→ Records for processing:
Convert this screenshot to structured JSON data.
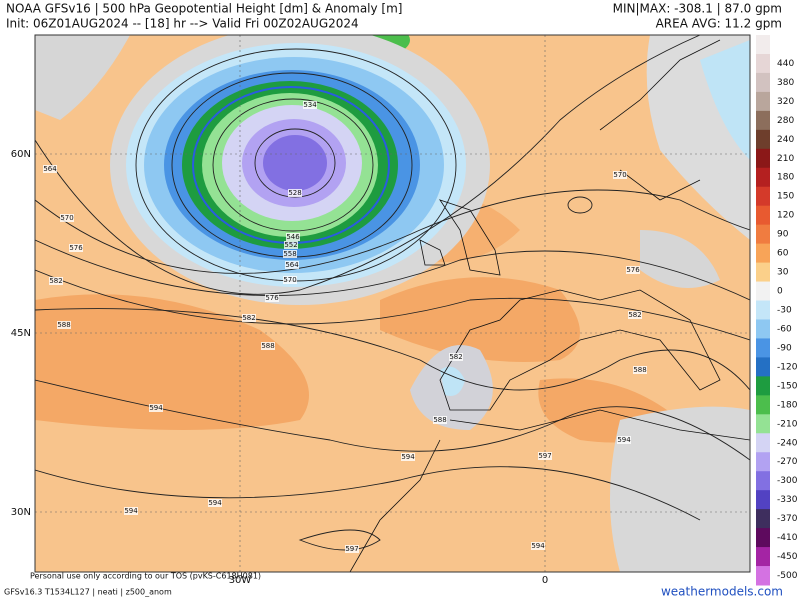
{
  "header": {
    "title": "NOAA GFSv16 | 500 hPa Geopotential Height [dm] & Anomaly [m]",
    "init": "Init: 06Z01AUG2024 -- [18] hr --> Valid Fri 00Z02AUG2024",
    "minmax": "MIN|MAX: -308.1 | 87.0 gpm",
    "area_avg": "AREA AVG: 11.2 gpm"
  },
  "map": {
    "lat_labels": [
      "60N",
      "45N",
      "30N"
    ],
    "lon_labels": [
      "30W",
      "0"
    ],
    "contour_labels": [
      "534",
      "528",
      "546",
      "552",
      "558",
      "564",
      "570",
      "576",
      "582",
      "588",
      "594",
      "594",
      "594",
      "594",
      "597",
      "597",
      "594",
      "588",
      "582",
      "576",
      "570",
      "582",
      "588",
      "594",
      "564",
      "570",
      "576",
      "582",
      "588"
    ]
  },
  "colorbar": {
    "entries": [
      {
        "label": "440",
        "color": "#e6d6d6"
      },
      {
        "label": "380",
        "color": "#d2c2c0"
      },
      {
        "label": "320",
        "color": "#b9a69c"
      },
      {
        "label": "280",
        "color": "#8c6e5c"
      },
      {
        "label": "240",
        "color": "#6e3e2c"
      },
      {
        "label": "210",
        "color": "#8b1818"
      },
      {
        "label": "180",
        "color": "#b42020"
      },
      {
        "label": "150",
        "color": "#d43a2a"
      },
      {
        "label": "120",
        "color": "#e85a30"
      },
      {
        "label": "90",
        "color": "#f07c40"
      },
      {
        "label": "60",
        "color": "#f8a458"
      },
      {
        "label": "30",
        "color": "#fbd08a"
      },
      {
        "label": "0",
        "color": "#f2f2f2"
      },
      {
        "label": "-30",
        "color": "#c4e6f8"
      },
      {
        "label": "-60",
        "color": "#8ec8f2"
      },
      {
        "label": "-90",
        "color": "#4a94e4"
      },
      {
        "label": "-120",
        "color": "#2470c4"
      },
      {
        "label": "-150",
        "color": "#1e9c40"
      },
      {
        "label": "-180",
        "color": "#4cbe4c"
      },
      {
        "label": "-210",
        "color": "#94e294"
      },
      {
        "label": "-240",
        "color": "#d4d4f4"
      },
      {
        "label": "-270",
        "color": "#b2a2f2"
      },
      {
        "label": "-300",
        "color": "#8270e2"
      },
      {
        "label": "-330",
        "color": "#5242c2"
      },
      {
        "label": "-370",
        "color": "#3e2e5e"
      },
      {
        "label": "-410",
        "color": "#5e0a5e"
      },
      {
        "label": "-450",
        "color": "#a424a4"
      },
      {
        "label": "-500",
        "color": "#d472e2"
      }
    ]
  },
  "footer": {
    "tos": "Personal use only according to our TOS (pvKS-C618H081)",
    "model": "GFSv16.3 T1534L127 | neati | z500_anom",
    "site": "weathermodels.com"
  }
}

→ Stated exercise: Extract the text of all the records above verbatim, excluding pictures.

→ Correct output:
Convert this screenshot to structured JSON data.
{
  "header": {
    "title": "NOAA GFSv16 | 500 hPa Geopotential Height [dm] & Anomaly [m]",
    "init": "Init: 06Z01AUG2024 -- [18] hr --> Valid Fri 00Z02AUG2024",
    "minmax": "MIN|MAX: -308.1 | 87.0 gpm",
    "area_avg": "AREA AVG: 11.2 gpm"
  },
  "map": {
    "lat_labels": [
      "60N",
      "45N",
      "30N"
    ],
    "lon_labels": [
      "30W",
      "0"
    ],
    "contour_labels": [
      "534",
      "528",
      "546",
      "552",
      "558",
      "564",
      "570",
      "576",
      "582",
      "588",
      "594",
      "594",
      "594",
      "594",
      "597",
      "597",
      "594",
      "588",
      "582",
      "576",
      "570",
      "582",
      "588",
      "594",
      "564",
      "570",
      "576",
      "582",
      "588"
    ]
  },
  "colorbar": {
    "entries": [
      {
        "label": "440",
        "color": "#e6d6d6"
      },
      {
        "label": "380",
        "color": "#d2c2c0"
      },
      {
        "label": "320",
        "color": "#b9a69c"
      },
      {
        "label": "280",
        "color": "#8c6e5c"
      },
      {
        "label": "240",
        "color": "#6e3e2c"
      },
      {
        "label": "210",
        "color": "#8b1818"
      },
      {
        "label": "180",
        "color": "#b42020"
      },
      {
        "label": "150",
        "color": "#d43a2a"
      },
      {
        "label": "120",
        "color": "#e85a30"
      },
      {
        "label": "90",
        "color": "#f07c40"
      },
      {
        "label": "60",
        "color": "#f8a458"
      },
      {
        "label": "30",
        "color": "#fbd08a"
      },
      {
        "label": "0",
        "color": "#f2f2f2"
      },
      {
        "label": "-30",
        "color": "#c4e6f8"
      },
      {
        "label": "-60",
        "color": "#8ec8f2"
      },
      {
        "label": "-90",
        "color": "#4a94e4"
      },
      {
        "label": "-120",
        "color": "#2470c4"
      },
      {
        "label": "-150",
        "color": "#1e9c40"
      },
      {
        "label": "-180",
        "color": "#4cbe4c"
      },
      {
        "label": "-210",
        "color": "#94e294"
      },
      {
        "label": "-240",
        "color": "#d4d4f4"
      },
      {
        "label": "-270",
        "color": "#b2a2f2"
      },
      {
        "label": "-300",
        "color": "#8270e2"
      },
      {
        "label": "-330",
        "color": "#5242c2"
      },
      {
        "label": "-370",
        "color": "#3e2e5e"
      },
      {
        "label": "-410",
        "color": "#5e0a5e"
      },
      {
        "label": "-450",
        "color": "#a424a4"
      },
      {
        "label": "-500",
        "color": "#d472e2"
      }
    ]
  },
  "footer": {
    "tos": "Personal use only according to our TOS (pvKS-C618H081)",
    "model": "GFSv16.3 T1534L127 | neati | z500_anom",
    "site": "weathermodels.com"
  }
}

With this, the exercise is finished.